(Data excerpts)
--- BEGIN ---

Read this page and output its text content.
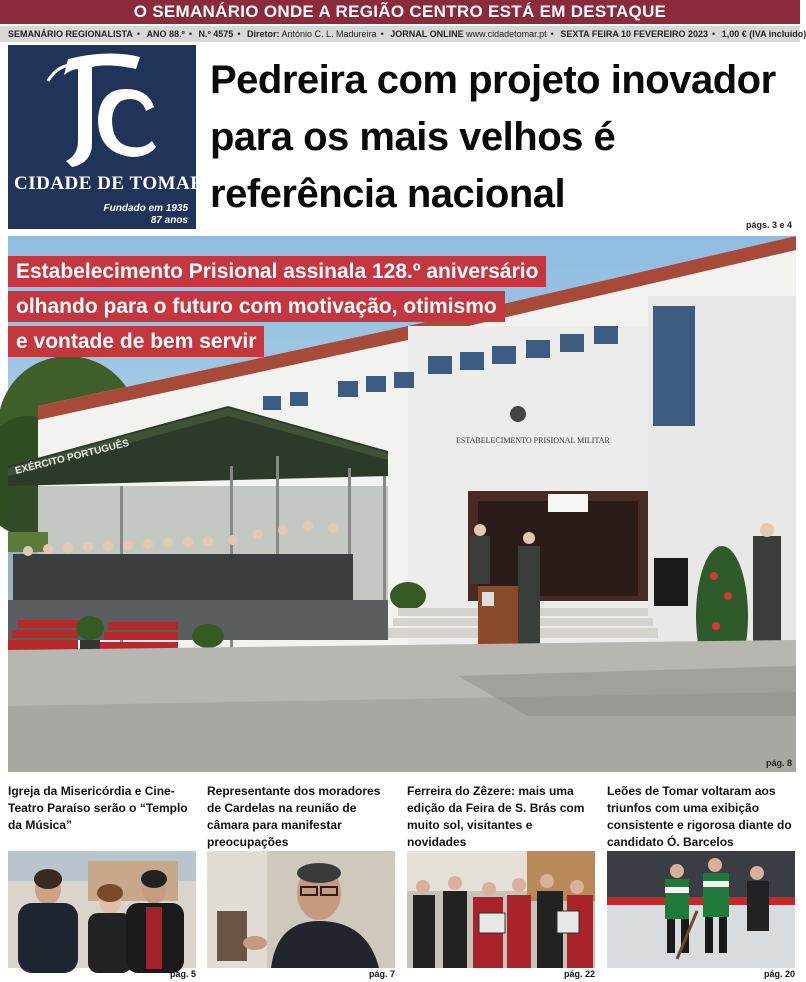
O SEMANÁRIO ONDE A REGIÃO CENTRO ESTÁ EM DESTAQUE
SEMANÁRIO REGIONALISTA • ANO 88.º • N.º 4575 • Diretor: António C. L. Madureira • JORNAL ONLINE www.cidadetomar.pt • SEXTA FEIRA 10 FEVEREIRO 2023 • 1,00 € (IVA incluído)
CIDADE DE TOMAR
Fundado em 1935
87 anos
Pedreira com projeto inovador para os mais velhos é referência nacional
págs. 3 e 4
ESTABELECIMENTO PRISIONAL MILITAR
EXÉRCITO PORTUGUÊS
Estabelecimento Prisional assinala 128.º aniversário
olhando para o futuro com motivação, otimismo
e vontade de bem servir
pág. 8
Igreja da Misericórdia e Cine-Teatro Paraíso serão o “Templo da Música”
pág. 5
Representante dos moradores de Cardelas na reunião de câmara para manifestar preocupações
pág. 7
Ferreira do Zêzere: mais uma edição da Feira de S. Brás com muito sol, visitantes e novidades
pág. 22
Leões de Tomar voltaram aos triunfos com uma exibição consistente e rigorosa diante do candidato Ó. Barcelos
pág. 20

--- END ---
--- BEGIN ---

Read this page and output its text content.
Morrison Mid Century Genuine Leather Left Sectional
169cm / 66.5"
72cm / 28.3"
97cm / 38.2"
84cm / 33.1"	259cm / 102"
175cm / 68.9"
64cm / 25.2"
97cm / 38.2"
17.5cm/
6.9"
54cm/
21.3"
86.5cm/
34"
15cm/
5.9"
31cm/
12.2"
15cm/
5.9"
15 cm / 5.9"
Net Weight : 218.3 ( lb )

--- END ---
--- BEGIN ---

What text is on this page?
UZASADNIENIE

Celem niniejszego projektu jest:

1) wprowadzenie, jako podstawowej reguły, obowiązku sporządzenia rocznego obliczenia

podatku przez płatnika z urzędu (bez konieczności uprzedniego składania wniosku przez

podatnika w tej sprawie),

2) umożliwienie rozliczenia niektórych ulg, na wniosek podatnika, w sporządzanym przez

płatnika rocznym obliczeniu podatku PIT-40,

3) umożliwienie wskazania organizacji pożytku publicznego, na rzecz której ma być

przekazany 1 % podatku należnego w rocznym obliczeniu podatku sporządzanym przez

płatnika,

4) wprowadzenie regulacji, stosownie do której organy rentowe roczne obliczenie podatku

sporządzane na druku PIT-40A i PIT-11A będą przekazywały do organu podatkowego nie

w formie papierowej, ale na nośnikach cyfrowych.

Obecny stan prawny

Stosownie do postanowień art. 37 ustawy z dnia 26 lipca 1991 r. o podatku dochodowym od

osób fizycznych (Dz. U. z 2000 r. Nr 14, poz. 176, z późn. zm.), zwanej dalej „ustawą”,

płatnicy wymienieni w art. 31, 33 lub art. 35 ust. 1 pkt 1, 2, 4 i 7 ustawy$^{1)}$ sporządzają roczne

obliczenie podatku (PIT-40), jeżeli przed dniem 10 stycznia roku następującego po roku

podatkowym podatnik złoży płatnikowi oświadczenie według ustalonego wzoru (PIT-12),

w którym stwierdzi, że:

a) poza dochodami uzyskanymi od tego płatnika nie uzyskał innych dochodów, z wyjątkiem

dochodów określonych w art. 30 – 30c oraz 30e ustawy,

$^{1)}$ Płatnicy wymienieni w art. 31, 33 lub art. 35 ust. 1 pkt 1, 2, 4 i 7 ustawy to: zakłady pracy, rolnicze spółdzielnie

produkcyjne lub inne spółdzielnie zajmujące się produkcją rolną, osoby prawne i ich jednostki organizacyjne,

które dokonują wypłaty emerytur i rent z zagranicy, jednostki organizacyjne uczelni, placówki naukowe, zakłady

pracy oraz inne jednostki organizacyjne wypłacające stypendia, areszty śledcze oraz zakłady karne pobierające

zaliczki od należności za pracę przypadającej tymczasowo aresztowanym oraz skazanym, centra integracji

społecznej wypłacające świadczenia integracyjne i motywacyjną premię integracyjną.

--- END ---

### The problem
Go through the listing above and list every line that has the word "SEMANÁRIO".

### Written response
O SEMANÁRIO ONDE A REGIÃO CENTRO ESTÁ EM DESTAQUE
SEMANÁRIO REGIONALISTA • ANO 88.º • N.º 4575 • Diretor: António C. L. Madureira • JORNAL ONLINE www.cidadetomar.pt • SEXTA FEIRA 10 FEVEREIRO 2023 • 1,00 € (IVA incluído)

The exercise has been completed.